*** Opening Data to examine ***
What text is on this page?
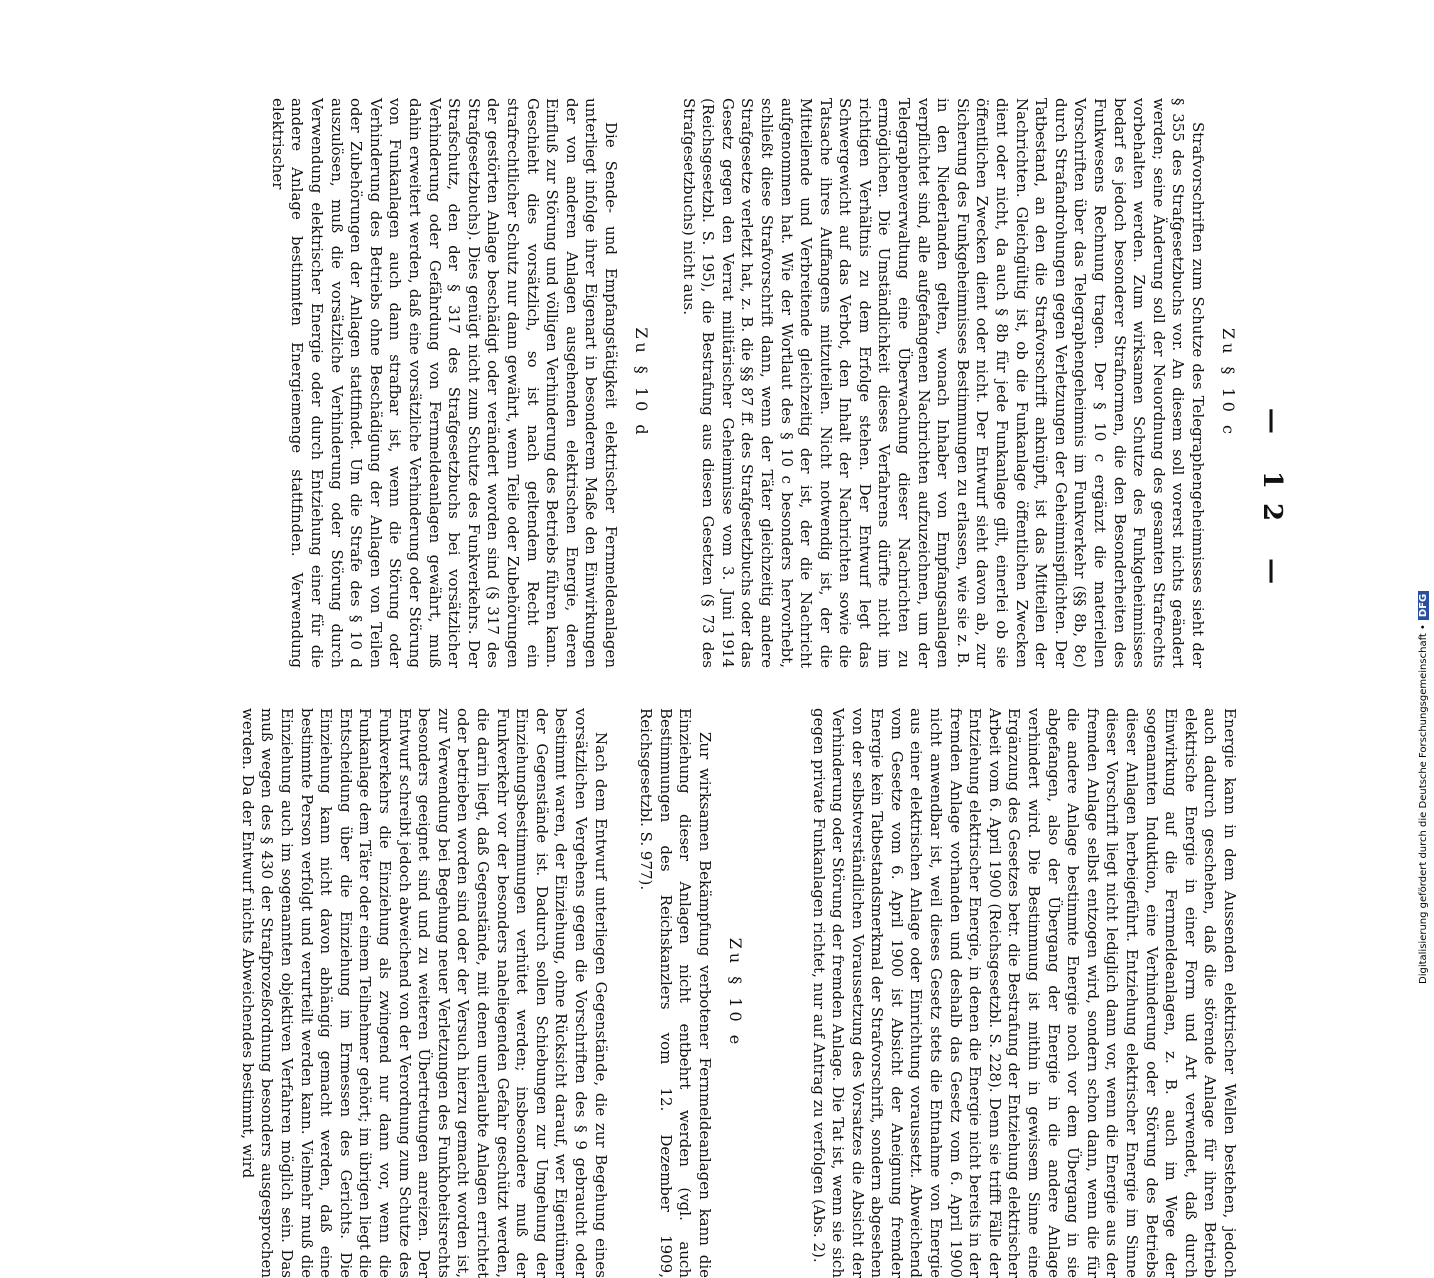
— 12 —
Zu § 10 c

Strafvorschriften zum Schutze des Telegraphengeheimnisses sieht der § 355 des Strafgesetzbuchs vor. An diesem soll vorerst nichts geändert werden; seine Änderung soll der Neuordnung des gesamten Strafrechts vorbehalten werden. Zum wirksamen Schutze des Funkgeheimnisses bedarf es jedoch besonderer Strafnormen, die den Besonderheiten des Funkwesens Rechnung tragen. Der § 10 c ergänzt die materiellen Vorschriften über das Telegraphengeheimnis im Funkverkehr (§§ 8b, 8c) durch Strafandrohungen gegen Verletzungen der Geheimnispflichten. Der Tatbestand, an den die Strafvorschrift anknüpft, ist das Mitteilen der Nachrichten. Gleichgültig ist, ob die Funkanlage öffentlichen Zwecken dient oder nicht, da auch § 8b für jede Funkanlage gilt, einerlei ob sie öffentlichen Zwecken dient oder nicht. Der Entwurf sieht davon ab, zur Sicherung des Funkgeheimnisses Bestimmungen zu erlassen, wie sie z. B. in den Niederlanden gelten, wonach Inhaber von Empfangsanlagen verpflichtet sind, alle aufgefangenen Nachrichten aufzuzeichnen, um der Telegraphenverwaltung eine Überwachung dieser Nachrichten zu ermöglichen. Die Umständlichkeit dieses Verfahrens dürfte nicht im richtigen Verhältnis zu dem Erfolge stehen. Der Entwurf legt das Schwergewicht auf das Verbot, den Inhalt der Nachrichten sowie die Tatsache ihres Auffangens mitzuteilen. Nicht notwendig ist, der die Mitteilende und Verbreitende gleichzeitig der ist, der die Nachricht aufgenommen hat. Wie der Wortlaut des § 10 c besonders hervorhebt, schließt diese Strafvorschrift dann, wenn der Täter gleichzeitig andere Strafgesetze verletzt hat, z. B. die §§ 87 ff. des Strafgesetzbuchs oder das Gesetz gegen den Verrat militärischer Geheimnisse vom 3. Juni 1914 (Reichsgesetzbl. S. 195), die Bestrafung aus diesen Gesetzen (§ 73 des Strafgesetzbuchs) nicht aus.

Zu § 10 d

Die Sende- und Empfangstätigkeit elektrischer Fernmeldeanlagen unterliegt infolge ihrer Eigenart in besonderem Maße den Einwirkungen der von anderen Anlagen ausgehenden elektrischen Energie, deren Einfluß zur Störung und völligen Verhinderung des Betriebs führen kann. Geschieht dies vorsätzlich, so ist nach geltendem Recht ein strafrechtlicher Schutz nur dann gewährt, wenn Teile oder Zubehörungen der gestörten Anlage beschädigt oder verändert worden sind (§ 317 des Strafgesetzbuchs). Dies genügt nicht zum Schutze des Funkverkehrs. Der Strafschutz, den der § 317 des Strafgesetzbuchs bei vorsätzlicher Verhinderung oder Gefährdung von Fernmeldeanlagen gewährt, muß dahin erweitert werden, daß eine vorsätzliche Verhinderung oder Störung von Funkanlagen auch dann strafbar ist, wenn die Störung oder Verhinderung des Betriebs ohne Beschädigung der Anlagen von Teilen oder Zubehörungen der Anlagen stattfindet. Um die Strafe des § 10 d auszulösen, muß die vorsätzliche Verhinderung oder Störung durch Verwendung elektrischer Energie oder durch Entziehung einer für die andere Anlage bestimmten Energiemenge stattfinden. Verwendung elektrischer

Energie kann in dem Aussenden elektrischer Wellen bestehen, jedoch auch dadurch geschehen, daß die störende Anlage für ihren Betrieb elektrische Energie in einer Form und Art verwendet, daß durch Einwirkung auf die Fernmeldeanlagen, z. B. auch im Wege der sogenannten Induktion, eine Verhinderung oder Störung des Betriebs dieser Anlagen herbeigeführt. Entziehung elektrischer Energie im Sinne dieser Vorschrift liegt nicht lediglich dann vor, wenn die Energie aus der fremden Anlage selbst entzogen wird, sondern schon dann, wenn die für die andere Anlage bestimmte Energie noch vor dem Übergang in sie abgefangen, also der Übergang der Energie in die andere Anlage verhindert wird. Die Bestimmung ist mithin in gewissem Sinne eine Ergänzung des Gesetzes betr. die Bestrafung der Entziehung elektrischer Arbeit vom 6. April 1900 (Reichsgesetzbl. S. 228). Denn sie trifft Fälle der Entziehung elektrischer Energie, in denen die Energie nicht bereits in der fremden Anlage vorhanden und deshalb das Gesetz vom 6. April 1900 nicht anwendbar ist, weil dieses Gesetz stets die Entnahme von Energie aus einer elektrischen Anlage oder Einrichtung voraussetzt. Abweichend vom Gesetze vom 6. April 1900 ist Absicht der Aneignung fremder Energie kein Tatbestandsmerkmal der Strafvorschrift, sondern abgesehen von der selbstverständlichen Voraussetzung des Vorsatzes die Absicht der Verhinderung oder Störung der fremden Anlage. Die Tat ist, wenn sie sich gegen private Funkanlagen richtet, nur auf Antrag zu verfolgen (Abs. 2).

Zu § 10 e

Zur wirksamen Bekämpfung verbotener Fernmeldeanlagen kann die Einziehung dieser Anlagen nicht entbehrt werden (vgl. auch Bestimmungen des Reichskanzlers vom 12. Dezember 1909, Reichsgesetzbl. S. 977).

Nach dem Entwurf unterliegen Gegenstände, die zur Begehung eines vorsätzlichen Vergehens gegen die Vorschriften des § 9 gebraucht oder bestimmt waren, der Einziehung, ohne Rücksicht darauf, wer Eigentümer der Gegenstände ist. Dadurch sollen Schiebungen zur Umgehung der Einziehungsbestimmungen verhütet werden; insbesondere muß der Funkverkehr vor der besonders naheliegenden Gefahr geschützt werden, die darin liegt, daß Gegenstände, mit denen unerlaubte Anlagen errichtet oder betrieben worden sind oder der Versuch hierzu gemacht worden ist, zur Verwendung bei Begehung neuer Verletzungen des Funkhoheitsrechts besonders geeignet sind und zu weiteren Übertretungen anreizen. Der Entwurf schreibt jedoch abweichend von der Verordnung zum Schutze des Funkverkehrs die Einziehung als zwingend nur dann vor, wenn die Funkanlage dem Täter oder einem Teilnehmer gehört; im übrigen liegt die Entscheidung über die Einziehung im Ermessen des Gerichts. Die Einziehung kann nicht davon abhängig gemacht werden, daß eine bestimmte Person verfolgt und verurteilt werden kann. Vielmehr muß die Einziehung auch im sogenannten objektiven Verfahren möglich sein. Das muß wegen des § 430 der Strafprozeßordnung besonders ausgesprochen werden. Da der Entwurf nichts Abweichendes bestimmt, wird	Digitalisierung gefördert durch die Deutsche Forschungsgemeinschaft •DFG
*** Closing Data to examine ***
- Work request
Leave the pictures out and print the whole listing precisely.

- Task solution
What text is on this page?
— 12 —
Zu § 10 c

Strafvorschriften zum Schutze des Telegraphengeheimnisses sieht der § 355 des Strafgesetzbuchs vor. An diesem soll vorerst nichts geändert werden; seine Änderung soll der Neuordnung des gesamten Strafrechts vorbehalten werden. Zum wirksamen Schutze des Funkgeheimnisses bedarf es jedoch besonderer Strafnormen, die den Besonderheiten des Funkwesens Rechnung tragen. Der § 10 c ergänzt die materiellen Vorschriften über das Telegraphengeheimnis im Funkverkehr (§§ 8b, 8c) durch Strafandrohungen gegen Verletzungen der Geheimnispflichten. Der Tatbestand, an den die Strafvorschrift anknüpft, ist das Mitteilen der Nachrichten. Gleichgültig ist, ob die Funkanlage öffentlichen Zwecken dient oder nicht, da auch § 8b für jede Funkanlage gilt, einerlei ob sie öffentlichen Zwecken dient oder nicht. Der Entwurf sieht davon ab, zur Sicherung des Funkgeheimnisses Bestimmungen zu erlassen, wie sie z. B. in den Niederlanden gelten, wonach Inhaber von Empfangsanlagen verpflichtet sind, alle aufgefangenen Nachrichten aufzuzeichnen, um der Telegraphenverwaltung eine Überwachung dieser Nachrichten zu ermöglichen. Die Umständlichkeit dieses Verfahrens dürfte nicht im richtigen Verhältnis zu dem Erfolge stehen. Der Entwurf legt das Schwergewicht auf das Verbot, den Inhalt der Nachrichten sowie die Tatsache ihres Auffangens mitzuteilen. Nicht notwendig ist, der die Mitteilende und Verbreitende gleichzeitig der ist, der die Nachricht aufgenommen hat. Wie der Wortlaut des § 10 c besonders hervorhebt, schließt diese Strafvorschrift dann, wenn der Täter gleichzeitig andere Strafgesetze verletzt hat, z. B. die §§ 87 ff. des Strafgesetzbuchs oder das Gesetz gegen den Verrat militärischer Geheimnisse vom 3. Juni 1914 (Reichsgesetzbl. S. 195), die Bestrafung aus diesen Gesetzen (§ 73 des Strafgesetzbuchs) nicht aus.

Zu § 10 d

Die Sende- und Empfangstätigkeit elektrischer Fernmeldeanlagen unterliegt infolge ihrer Eigenart in besonderem Maße den Einwirkungen der von anderen Anlagen ausgehenden elektrischen Energie, deren Einfluß zur Störung und völligen Verhinderung des Betriebs führen kann. Geschieht dies vorsätzlich, so ist nach geltendem Recht ein strafrechtlicher Schutz nur dann gewährt, wenn Teile oder Zubehörungen der gestörten Anlage beschädigt oder verändert worden sind (§ 317 des Strafgesetzbuchs). Dies genügt nicht zum Schutze des Funkverkehrs. Der Strafschutz, den der § 317 des Strafgesetzbuchs bei vorsätzlicher Verhinderung oder Gefährdung von Fernmeldeanlagen gewährt, muß dahin erweitert werden, daß eine vorsätzliche Verhinderung oder Störung von Funkanlagen auch dann strafbar ist, wenn die Störung oder Verhinderung des Betriebs ohne Beschädigung der Anlagen von Teilen oder Zubehörungen der Anlagen stattfindet. Um die Strafe des § 10 d auszulösen, muß die vorsätzliche Verhinderung oder Störung durch Verwendung elektrischer Energie oder durch Entziehung einer für die andere Anlage bestimmten Energiemenge stattfinden. Verwendung elektrischer

Energie kann in dem Aussenden elektrischer Wellen bestehen, jedoch auch dadurch geschehen, daß die störende Anlage für ihren Betrieb elektrische Energie in einer Form und Art verwendet, daß durch Einwirkung auf die Fernmeldeanlagen, z. B. auch im Wege der sogenannten Induktion, eine Verhinderung oder Störung des Betriebs dieser Anlagen herbeigeführt. Entziehung elektrischer Energie im Sinne dieser Vorschrift liegt nicht lediglich dann vor, wenn die Energie aus der fremden Anlage selbst entzogen wird, sondern schon dann, wenn die für die andere Anlage bestimmte Energie noch vor dem Übergang in sie abgefangen, also der Übergang der Energie in die andere Anlage verhindert wird. Die Bestimmung ist mithin in gewissem Sinne eine Ergänzung des Gesetzes betr. die Bestrafung der Entziehung elektrischer Arbeit vom 6. April 1900 (Reichsgesetzbl. S. 228). Denn sie trifft Fälle der Entziehung elektrischer Energie, in denen die Energie nicht bereits in der fremden Anlage vorhanden und deshalb das Gesetz vom 6. April 1900 nicht anwendbar ist, weil dieses Gesetz stets die Entnahme von Energie aus einer elektrischen Anlage oder Einrichtung voraussetzt. Abweichend vom Gesetze vom 6. April 1900 ist Absicht der Aneignung fremder Energie kein Tatbestandsmerkmal der Strafvorschrift, sondern abgesehen von der selbstverständlichen Voraussetzung des Vorsatzes die Absicht der Verhinderung oder Störung der fremden Anlage. Die Tat ist, wenn sie sich gegen private Funkanlagen richtet, nur auf Antrag zu verfolgen (Abs. 2).

Zu § 10 e

Zur wirksamen Bekämpfung verbotener Fernmeldeanlagen kann die Einziehung dieser Anlagen nicht entbehrt werden (vgl. auch Bestimmungen des Reichskanzlers vom 12. Dezember 1909, Reichsgesetzbl. S. 977).

Nach dem Entwurf unterliegen Gegenstände, die zur Begehung eines vorsätzlichen Vergehens gegen die Vorschriften des § 9 gebraucht oder bestimmt waren, der Einziehung, ohne Rücksicht darauf, wer Eigentümer der Gegenstände ist. Dadurch sollen Schiebungen zur Umgehung der Einziehungsbestimmungen verhütet werden; insbesondere muß der Funkverkehr vor der besonders naheliegenden Gefahr geschützt werden, die darin liegt, daß Gegenstände, mit denen unerlaubte Anlagen errichtet oder betrieben worden sind oder der Versuch hierzu gemacht worden ist, zur Verwendung bei Begehung neuer Verletzungen des Funkhoheitsrechts besonders geeignet sind und zu weiteren Übertretungen anreizen. Der Entwurf schreibt jedoch abweichend von der Verordnung zum Schutze des Funkverkehrs die Einziehung als zwingend nur dann vor, wenn die Funkanlage dem Täter oder einem Teilnehmer gehört; im übrigen liegt die Entscheidung über die Einziehung im Ermessen des Gerichts. Die Einziehung kann nicht davon abhängig gemacht werden, daß eine bestimmte Person verfolgt und verurteilt werden kann. Vielmehr muß die Einziehung auch im sogenannten objektiven Verfahren möglich sein. Das muß wegen des § 430 der Strafprozeßordnung besonders ausgesprochen werden. Da der Entwurf nichts Abweichendes bestimmt, wird	Digitalisierung gefördert durch die Deutsche Forschungsgemeinschaft •DFG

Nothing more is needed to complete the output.